(Dataset items)
==============================
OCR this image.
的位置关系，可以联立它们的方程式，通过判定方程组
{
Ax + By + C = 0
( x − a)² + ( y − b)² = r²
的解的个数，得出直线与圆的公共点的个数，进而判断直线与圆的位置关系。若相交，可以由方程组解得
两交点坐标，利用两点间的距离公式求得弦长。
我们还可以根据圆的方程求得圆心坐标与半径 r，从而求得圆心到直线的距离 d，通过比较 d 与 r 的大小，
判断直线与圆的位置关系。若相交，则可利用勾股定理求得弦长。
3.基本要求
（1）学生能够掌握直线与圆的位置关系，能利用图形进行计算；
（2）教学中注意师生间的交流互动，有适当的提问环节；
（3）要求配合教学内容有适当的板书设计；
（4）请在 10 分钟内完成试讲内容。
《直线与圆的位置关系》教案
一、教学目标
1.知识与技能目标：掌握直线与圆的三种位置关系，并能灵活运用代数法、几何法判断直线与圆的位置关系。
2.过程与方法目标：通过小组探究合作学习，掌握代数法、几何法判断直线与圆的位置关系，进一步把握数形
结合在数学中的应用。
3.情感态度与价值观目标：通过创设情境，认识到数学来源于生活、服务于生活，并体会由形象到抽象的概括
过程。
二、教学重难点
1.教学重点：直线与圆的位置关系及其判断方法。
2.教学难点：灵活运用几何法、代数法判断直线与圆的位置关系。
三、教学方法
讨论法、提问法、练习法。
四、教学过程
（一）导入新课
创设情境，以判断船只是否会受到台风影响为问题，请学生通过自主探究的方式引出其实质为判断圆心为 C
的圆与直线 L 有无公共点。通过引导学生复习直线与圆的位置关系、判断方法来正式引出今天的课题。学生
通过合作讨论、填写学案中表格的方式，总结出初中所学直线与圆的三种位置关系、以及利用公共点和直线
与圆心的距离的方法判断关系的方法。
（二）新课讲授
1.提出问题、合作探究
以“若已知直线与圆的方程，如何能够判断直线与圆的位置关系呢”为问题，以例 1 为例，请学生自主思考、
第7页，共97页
==============================
◆ Directive: Without changing a word, restate the whole listing.

◆ Result for this exercise:
OCR this image.
的位置关系，可以联立它们的方程式，通过判定方程组
{
Ax + By + C = 0
( x − a)² + ( y − b)² = r²
的解的个数，得出直线与圆的公共点的个数，进而判断直线与圆的位置关系。若相交，可以由方程组解得
两交点坐标，利用两点间的距离公式求得弦长。
我们还可以根据圆的方程求得圆心坐标与半径 r，从而求得圆心到直线的距离 d，通过比较 d 与 r 的大小，
判断直线与圆的位置关系。若相交，则可利用勾股定理求得弦长。
3.基本要求
（1）学生能够掌握直线与圆的位置关系，能利用图形进行计算；
（2）教学中注意师生间的交流互动，有适当的提问环节；
（3）要求配合教学内容有适当的板书设计；
（4）请在 10 分钟内完成试讲内容。
《直线与圆的位置关系》教案
一、教学目标
1.知识与技能目标：掌握直线与圆的三种位置关系，并能灵活运用代数法、几何法判断直线与圆的位置关系。
2.过程与方法目标：通过小组探究合作学习，掌握代数法、几何法判断直线与圆的位置关系，进一步把握数形
结合在数学中的应用。
3.情感态度与价值观目标：通过创设情境，认识到数学来源于生活、服务于生活，并体会由形象到抽象的概括
过程。
二、教学重难点
1.教学重点：直线与圆的位置关系及其判断方法。
2.教学难点：灵活运用几何法、代数法判断直线与圆的位置关系。
三、教学方法
讨论法、提问法、练习法。
四、教学过程
（一）导入新课
创设情境，以判断船只是否会受到台风影响为问题，请学生通过自主探究的方式引出其实质为判断圆心为 C
的圆与直线 L 有无公共点。通过引导学生复习直线与圆的位置关系、判断方法来正式引出今天的课题。学生
通过合作讨论、填写学案中表格的方式，总结出初中所学直线与圆的三种位置关系、以及利用公共点和直线
与圆心的距离的方法判断关系的方法。
（二）新课讲授
1.提出问题、合作探究
以“若已知直线与圆的方程，如何能够判断直线与圆的位置关系呢”为问题，以例 1 为例，请学生自主思考、
第7页，共97页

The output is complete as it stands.